§ THE PROBLEM:
Pictures stay out of the copy; set down each line of the listing below exactly.

§ EXERCISE INPUTS:
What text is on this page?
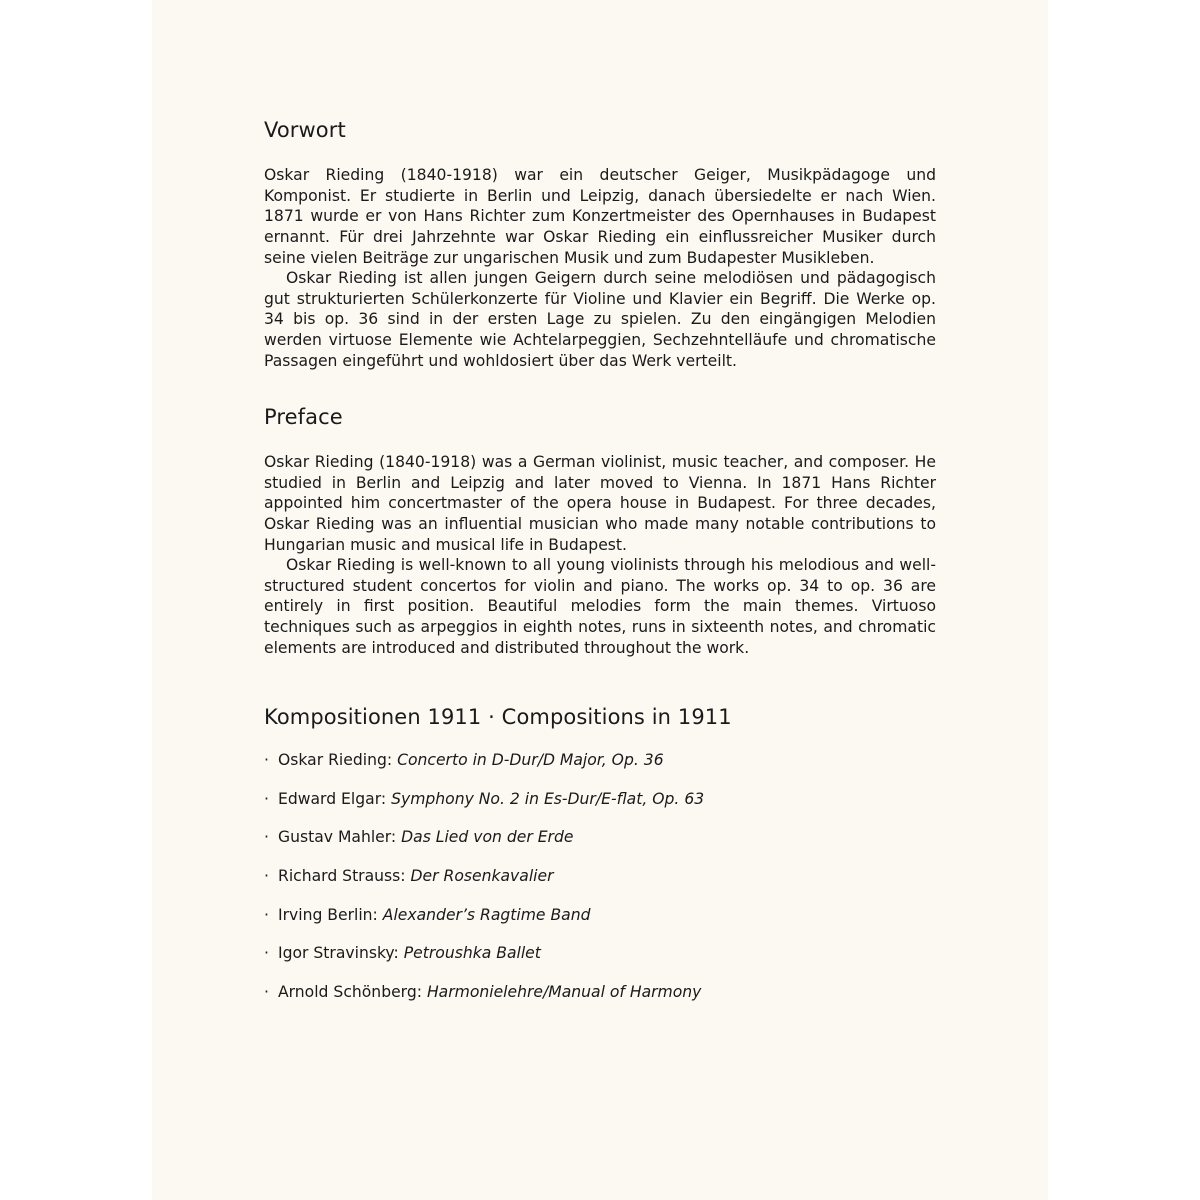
Vorwort

Oskar Rieding (1840-1918) war ein deutscher Geiger, Musikpädagoge und Komponist. Er studierte in Berlin und Leipzig, danach übersiedelte er nach Wien. 1871 wurde er von Hans Richter zum Konzertmeister des Opernhauses in Budapest ernannt. Für drei Jahrzehnte war Oskar Rieding ein einflussreicher Musiker durch seine vielen Beiträge zur ungarischen Musik und zum Budapester Musikleben.

Oskar Rieding ist allen jungen Geigern durch seine melodiösen und pädagogisch gut strukturierten Schülerkonzerte für Violine und Klavier ein Begriff. Die Werke op. 34 bis op. 36 sind in der ersten Lage zu spielen. Zu den eingängigen Melodien werden virtuose Elemente wie Achtelarpeggien, Sechzehntelläufe und chromatische Passagen eingeführt und wohldosiert über das Werk verteilt.

Preface

Oskar Rieding (1840-1918) was a German violinist, music teacher, and composer. He studied in Berlin and Leipzig and later moved to Vienna. In 1871 Hans Richter appointed him concertmaster of the opera house in Budapest. For three decades, Oskar Rieding was an influential musician who made many notable contributions to Hungarian music and musical life in Budapest.

Oskar Rieding is well-known to all young violinists through his melodious and well-structured student concertos for violin and piano. The works op. 34 to op. 36 are entirely in first position. Beautiful melodies form the main themes. Virtuoso techniques such as arpeggios in eighth notes, runs in sixteenth notes, and chromatic elements are introduced and distributed throughout the work.

Kompositionen 1911 · Compositions in 1911
· Oskar Rieding: Concerto in D-Dur/D Major, Op. 36
· Edward Elgar: Symphony No. 2 in Es-Dur/E-flat, Op. 63
· Gustav Mahler: Das Lied von der Erde
· Richard Strauss: Der Rosenkavalier
· Irving Berlin: Alexander’s Ragtime Band
· Igor Stravinsky: Petroushka Ballet
· Arnold Schönberg: Harmonielehre/Manual of Harmony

§ ANSWER TO THE EXERCISE:
What text is on this page?
Vorwort

Oskar Rieding (1840-1918) war ein deutscher Geiger, Musikpädagoge und Komponist. Er studierte in Berlin und Leipzig, danach übersiedelte er nach Wien. 1871 wurde er von Hans Richter zum Konzertmeister des Opernhauses in Budapest ernannt. Für drei Jahrzehnte war Oskar Rieding ein einflussreicher Musiker durch seine vielen Beiträge zur ungarischen Musik und zum Budapester Musikleben.

Oskar Rieding ist allen jungen Geigern durch seine melodiösen und pädagogisch gut strukturierten Schülerkonzerte für Violine und Klavier ein Begriff. Die Werke op. 34 bis op. 36 sind in der ersten Lage zu spielen. Zu den eingängigen Melodien werden virtuose Elemente wie Achtelarpeggien, Sechzehntelläufe und chromatische Passagen eingeführt und wohldosiert über das Werk verteilt.

Preface

Oskar Rieding (1840-1918) was a German violinist, music teacher, and composer. He studied in Berlin and Leipzig and later moved to Vienna. In 1871 Hans Richter appointed him concertmaster of the opera house in Budapest. For three decades, Oskar Rieding was an influential musician who made many notable contributions to Hungarian music and musical life in Budapest.

Oskar Rieding is well-known to all young violinists through his melodious and well-structured student concertos for violin and piano. The works op. 34 to op. 36 are entirely in first position. Beautiful melodies form the main themes. Virtuoso techniques such as arpeggios in eighth notes, runs in sixteenth notes, and chromatic elements are introduced and distributed throughout the work.

Kompositionen 1911 · Compositions in 1911
· Oskar Rieding: Concerto in D-Dur/D Major, Op. 36
· Edward Elgar: Symphony No. 2 in Es-Dur/E-flat, Op. 63
· Gustav Mahler: Das Lied von der Erde
· Richard Strauss: Der Rosenkavalier
· Irving Berlin: Alexander’s Ragtime Band
· Igor Stravinsky: Petroushka Ballet
· Arnold Schönberg: Harmonielehre/Manual of Harmony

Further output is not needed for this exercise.